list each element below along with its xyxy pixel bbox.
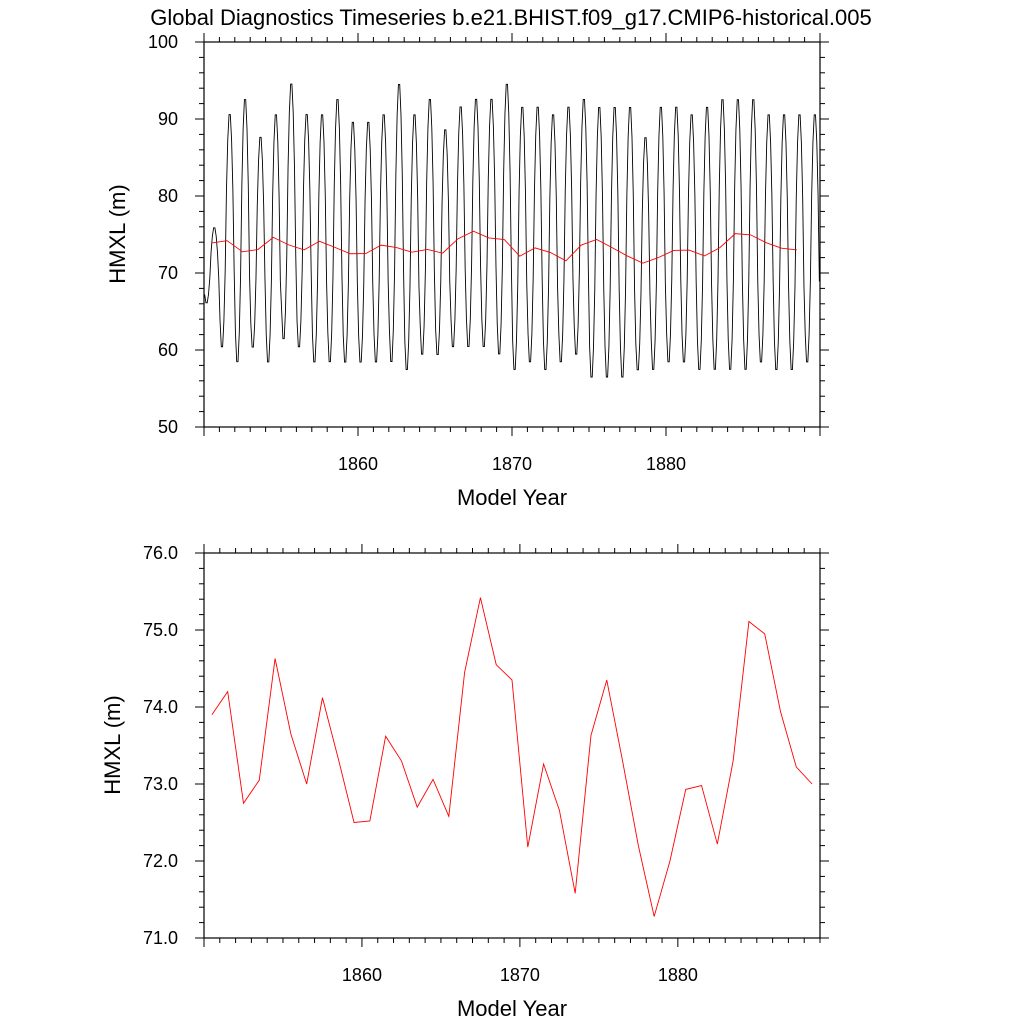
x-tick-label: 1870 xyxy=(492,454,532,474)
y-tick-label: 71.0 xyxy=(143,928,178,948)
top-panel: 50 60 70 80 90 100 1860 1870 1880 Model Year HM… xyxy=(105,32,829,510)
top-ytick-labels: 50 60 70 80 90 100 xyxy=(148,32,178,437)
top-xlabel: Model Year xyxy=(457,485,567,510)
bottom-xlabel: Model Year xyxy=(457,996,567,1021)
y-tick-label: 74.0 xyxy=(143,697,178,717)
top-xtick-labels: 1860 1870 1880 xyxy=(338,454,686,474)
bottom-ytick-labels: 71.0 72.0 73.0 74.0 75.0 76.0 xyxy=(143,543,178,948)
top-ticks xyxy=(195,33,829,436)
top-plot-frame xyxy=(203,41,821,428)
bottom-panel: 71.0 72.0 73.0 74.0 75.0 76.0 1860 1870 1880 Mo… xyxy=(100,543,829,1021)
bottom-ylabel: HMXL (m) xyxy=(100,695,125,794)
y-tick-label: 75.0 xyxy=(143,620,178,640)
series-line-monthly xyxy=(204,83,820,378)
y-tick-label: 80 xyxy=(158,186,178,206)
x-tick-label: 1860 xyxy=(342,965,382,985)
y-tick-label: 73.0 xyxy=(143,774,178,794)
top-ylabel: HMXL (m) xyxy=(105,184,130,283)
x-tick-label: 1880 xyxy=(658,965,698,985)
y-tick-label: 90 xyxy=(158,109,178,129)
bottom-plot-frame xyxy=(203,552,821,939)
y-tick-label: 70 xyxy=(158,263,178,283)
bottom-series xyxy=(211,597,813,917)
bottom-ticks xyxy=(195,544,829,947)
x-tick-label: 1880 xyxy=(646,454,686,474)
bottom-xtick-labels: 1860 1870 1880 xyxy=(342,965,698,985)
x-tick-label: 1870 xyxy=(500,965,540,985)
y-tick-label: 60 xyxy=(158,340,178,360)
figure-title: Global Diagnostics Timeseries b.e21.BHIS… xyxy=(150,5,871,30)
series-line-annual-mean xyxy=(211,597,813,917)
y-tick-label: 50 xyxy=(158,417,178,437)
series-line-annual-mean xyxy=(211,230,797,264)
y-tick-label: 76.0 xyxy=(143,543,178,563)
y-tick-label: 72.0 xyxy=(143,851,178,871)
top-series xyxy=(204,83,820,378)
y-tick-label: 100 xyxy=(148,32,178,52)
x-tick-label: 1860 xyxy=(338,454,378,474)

■ PROBLEM
Print the records above again line for line, leaving out the pictures.

■ SOLUTION TO THIS TASK
list each element below along with its xyxy pixel bbox.
x-tick-label: 1870 xyxy=(492,454,532,474)
y-tick-label: 71.0 xyxy=(143,928,178,948)
top-panel: 50 60 70 80 90 100 1860 1870 1880 Model Year HM… xyxy=(105,32,829,510)
top-ytick-labels: 50 60 70 80 90 100 xyxy=(148,32,178,437)
top-xlabel: Model Year xyxy=(457,485,567,510)
bottom-xlabel: Model Year xyxy=(457,996,567,1021)
y-tick-label: 74.0 xyxy=(143,697,178,717)
top-xtick-labels: 1860 1870 1880 xyxy=(338,454,686,474)
bottom-ytick-labels: 71.0 72.0 73.0 74.0 75.0 76.0 xyxy=(143,543,178,948)
top-ticks xyxy=(195,33,829,436)
top-plot-frame xyxy=(203,41,821,428)
bottom-panel: 71.0 72.0 73.0 74.0 75.0 76.0 1860 1870 1880 Mo… xyxy=(100,543,829,1021)
bottom-ylabel: HMXL (m) xyxy=(100,695,125,794)
y-tick-label: 75.0 xyxy=(143,620,178,640)
series-line-monthly xyxy=(204,83,820,378)
y-tick-label: 80 xyxy=(158,186,178,206)
x-tick-label: 1860 xyxy=(342,965,382,985)
y-tick-label: 73.0 xyxy=(143,774,178,794)
top-ylabel: HMXL (m) xyxy=(105,184,130,283)
x-tick-label: 1880 xyxy=(658,965,698,985)
y-tick-label: 90 xyxy=(158,109,178,129)
bottom-plot-frame xyxy=(203,552,821,939)
y-tick-label: 70 xyxy=(158,263,178,283)
bottom-series xyxy=(211,597,813,917)
bottom-ticks xyxy=(195,544,829,947)
x-tick-label: 1880 xyxy=(646,454,686,474)
bottom-xtick-labels: 1860 1870 1880 xyxy=(342,965,698,985)
x-tick-label: 1870 xyxy=(500,965,540,985)
y-tick-label: 60 xyxy=(158,340,178,360)
figure-title: Global Diagnostics Timeseries b.e21.BHIS… xyxy=(150,5,871,30)
series-line-annual-mean xyxy=(211,597,813,917)
y-tick-label: 50 xyxy=(158,417,178,437)
series-line-annual-mean xyxy=(211,230,797,264)
y-tick-label: 76.0 xyxy=(143,543,178,563)
y-tick-label: 72.0 xyxy=(143,851,178,871)
top-series xyxy=(204,83,820,378)
y-tick-label: 100 xyxy=(148,32,178,52)
x-tick-label: 1860 xyxy=(338,454,378,474)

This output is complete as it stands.